### Text excerpt
::::::::

Could Bitcoin miner fees turn into an asset layer?

5 replies 409 views
Posts: 2 · Reputation: 87
#1Feb 3, 2022, 10:15 PM
Hey everyone, So, I recently got a small transaction in my wallet labeled BitFee. Honestly, I had no clue what it was, so I hit up ChatGPT for some help. That led me to check out this protocol inscription: I’m not the one who created it, and I’m not sure who did. It might end up being nothing. But the whole concept got me thinking. From what I've gathered, BitFee aims to use Bitcoin transaction fees as a foundation for creating an asset. When someone pays Bitcoin miner fees through a legit BitFee transaction, that fee contributes to how the asset is shared. This got me pondering a simple question: As Bitcoin's subsidy continues to decline, miners are going to rely more on fees. We usually see fees as a loss for users. But what if fees could actually become something people can build upon? Without needing to alter Bitcoin. Without launching a new chain. Without placing trust in a company. Just by sticking to regular Bitcoin transactions and the typical miner fees. I’m not claiming BitFee has the answer to Bitcoin's fee issue. It's likely got its own set of problems. It probably needs indexers. Miners might have some edges. And maybe nobody will care about it since it wasn’t created by a big name. Still, I think the concept is intriguing. Also, I got some help from ChatGPT while organizing this post. This made me consider another point: if AI can assist regular users in examining transactions, reading inscriptions, and creating small indexers, then a protocol like BitFee doesn’t have to rely on one main site. Different folks could verify the same rules using their own tools. That sounds pretty Bitcoin to me. Eager to hear what you all think.
7 Reply Quote Share
satoshi2020Senior Member
Posts: 183 · Reputation: 970
#2Feb 3, 2022, 10:43 PM
You are not the owner, and you don’t know who created it, meaning you arent in anyway connected to it, but you scooped up your device after you must have experienced this Bitfee, you then created an account immediately on the forum just to tell people in the forum about it, because this is your very first post and your account was created today too.

::::::::

### Extracted material

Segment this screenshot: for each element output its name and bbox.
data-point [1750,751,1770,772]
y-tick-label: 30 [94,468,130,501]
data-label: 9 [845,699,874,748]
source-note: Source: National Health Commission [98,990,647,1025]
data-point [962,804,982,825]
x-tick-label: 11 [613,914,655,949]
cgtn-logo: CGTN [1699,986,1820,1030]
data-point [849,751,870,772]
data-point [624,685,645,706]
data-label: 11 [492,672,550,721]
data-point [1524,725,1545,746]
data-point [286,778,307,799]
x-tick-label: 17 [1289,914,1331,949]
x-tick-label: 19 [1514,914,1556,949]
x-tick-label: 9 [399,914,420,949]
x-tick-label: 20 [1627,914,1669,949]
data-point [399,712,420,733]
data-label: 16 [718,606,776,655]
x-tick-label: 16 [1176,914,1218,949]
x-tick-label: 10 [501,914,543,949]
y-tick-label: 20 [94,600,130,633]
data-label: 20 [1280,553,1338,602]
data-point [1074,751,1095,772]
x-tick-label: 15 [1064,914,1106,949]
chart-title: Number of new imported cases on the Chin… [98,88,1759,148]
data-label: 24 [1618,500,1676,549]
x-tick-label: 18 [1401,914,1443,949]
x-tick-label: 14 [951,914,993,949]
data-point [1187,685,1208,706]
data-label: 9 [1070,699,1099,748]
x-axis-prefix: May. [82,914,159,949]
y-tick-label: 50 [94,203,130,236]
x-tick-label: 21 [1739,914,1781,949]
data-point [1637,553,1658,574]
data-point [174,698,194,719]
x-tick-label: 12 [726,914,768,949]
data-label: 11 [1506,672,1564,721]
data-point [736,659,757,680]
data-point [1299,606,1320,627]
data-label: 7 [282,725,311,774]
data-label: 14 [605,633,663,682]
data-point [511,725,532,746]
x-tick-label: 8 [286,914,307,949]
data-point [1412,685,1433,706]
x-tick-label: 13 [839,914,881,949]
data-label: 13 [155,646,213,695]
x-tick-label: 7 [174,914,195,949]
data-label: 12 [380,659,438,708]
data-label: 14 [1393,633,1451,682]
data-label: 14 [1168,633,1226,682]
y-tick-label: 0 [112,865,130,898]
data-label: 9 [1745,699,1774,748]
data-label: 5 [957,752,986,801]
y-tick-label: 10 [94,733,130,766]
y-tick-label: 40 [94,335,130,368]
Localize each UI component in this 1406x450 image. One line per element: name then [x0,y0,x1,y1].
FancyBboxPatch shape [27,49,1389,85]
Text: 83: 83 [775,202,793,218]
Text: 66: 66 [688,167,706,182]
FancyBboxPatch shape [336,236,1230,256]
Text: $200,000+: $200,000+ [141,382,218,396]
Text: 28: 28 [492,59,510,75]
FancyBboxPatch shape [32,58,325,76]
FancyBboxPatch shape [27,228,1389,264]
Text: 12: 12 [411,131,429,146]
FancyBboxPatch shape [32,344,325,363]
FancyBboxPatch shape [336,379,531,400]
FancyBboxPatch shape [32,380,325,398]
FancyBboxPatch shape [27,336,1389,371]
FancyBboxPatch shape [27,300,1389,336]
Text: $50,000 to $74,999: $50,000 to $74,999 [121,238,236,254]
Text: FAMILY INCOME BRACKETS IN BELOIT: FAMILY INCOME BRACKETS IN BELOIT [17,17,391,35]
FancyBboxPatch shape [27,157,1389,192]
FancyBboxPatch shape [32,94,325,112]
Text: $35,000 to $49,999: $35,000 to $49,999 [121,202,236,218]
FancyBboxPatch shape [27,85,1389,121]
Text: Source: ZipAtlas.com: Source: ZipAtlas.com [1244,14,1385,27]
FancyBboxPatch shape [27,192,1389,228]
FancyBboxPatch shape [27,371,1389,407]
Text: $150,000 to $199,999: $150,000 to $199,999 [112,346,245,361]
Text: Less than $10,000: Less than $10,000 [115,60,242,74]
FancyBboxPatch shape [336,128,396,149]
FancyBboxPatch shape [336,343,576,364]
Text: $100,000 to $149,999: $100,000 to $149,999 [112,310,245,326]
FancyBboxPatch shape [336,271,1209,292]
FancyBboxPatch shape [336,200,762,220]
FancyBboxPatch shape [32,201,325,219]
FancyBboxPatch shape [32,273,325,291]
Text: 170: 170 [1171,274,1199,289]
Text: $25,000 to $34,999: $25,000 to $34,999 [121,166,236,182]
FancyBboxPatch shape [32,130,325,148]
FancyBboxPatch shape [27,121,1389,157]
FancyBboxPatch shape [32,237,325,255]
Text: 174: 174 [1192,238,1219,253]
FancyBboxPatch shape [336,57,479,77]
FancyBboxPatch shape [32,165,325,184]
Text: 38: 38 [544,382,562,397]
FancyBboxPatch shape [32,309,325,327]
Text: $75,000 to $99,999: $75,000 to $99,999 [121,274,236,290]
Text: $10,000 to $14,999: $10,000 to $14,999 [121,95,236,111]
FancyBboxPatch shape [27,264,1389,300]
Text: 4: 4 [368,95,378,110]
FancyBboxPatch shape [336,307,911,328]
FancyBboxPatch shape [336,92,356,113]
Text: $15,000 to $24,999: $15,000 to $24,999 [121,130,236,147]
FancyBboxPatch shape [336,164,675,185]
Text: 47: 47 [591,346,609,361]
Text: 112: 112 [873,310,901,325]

::::::::

### Required actions
A. From the BitFee forum thread above the listing, extract the part that opens with the words containing "7 Reply Quote" and closes with "created today too.".
B. In the BitFee forum thread, what does the first poster say miners will rely on more as Bitcoin's subsidy declines?
C. Continue the BitFee forum thread from where it stops.

### Answers
A.
7 Reply Quote Share
satoshi2020Senior Member
Posts: 183 · Reputation: 970
#2Feb 3, 2022, 10:43 PM
You are not the owner, and you don’t know who created it, meaning you arent in anyway connected to it, but you scooped up your device after you must have experienced this Bitfee, you then created an account immediately on the forum just to tell people in the forum about it, because this is your very first post and your account was created today too.

B. Fees.

C.
4 Reply Quote Share
sage_moonSenior Member
Posts: 273 · Reputation: 1371
#3Feb 3, 2022, 11:03 PM
This is the 2026 version of "I stumbled across this gem by chance." Nobody discovers an inscription by accident, researches it with AI, and writes a 500-word forum post unless they have an agenda. This is the classic disclaimer that actually does the opposite because it projects confidence while creating plausible deniability. Every shitcoin scammer uses this line. This has all the hallmarks of typical rune or ordinal propaganda, but done subtly to try and grab readers' attention as if it were something unusual to see this kind of thing on the internet these days... it would be strange if someone launched a Bitcoin layer without a fake grassroots post on the forum.
3 Reply Quote Share
hash_bossLegendary
Posts: 1166 · Reputation: 5261
#4Feb 4, 2022, 04:05 AM
It sounds like someone found DMT-NAT (another token that reward Bitcoin miner), but IMO modify it with more complicated and worse idea. Both token you "found" and DMT-NAT doesn't seem to have actual benefit or usage to average Bitcoiner either.
3 Reply Quote Share
orbit100Hero Member
Posts: 423 · Reputation: 2314
#5Feb 4, 2022, 05:50 AM
I mean what stops the community (if there's one) to create open source tools to do the stuff you need? Relying on AI to explain basic stuff sounds like it will discourage users to actually understand how something works. It would be horrible if the AI was fed with low quality data or whatever. It's not like Bitcoin or any crypto project only has one official explorer or tools to begin with.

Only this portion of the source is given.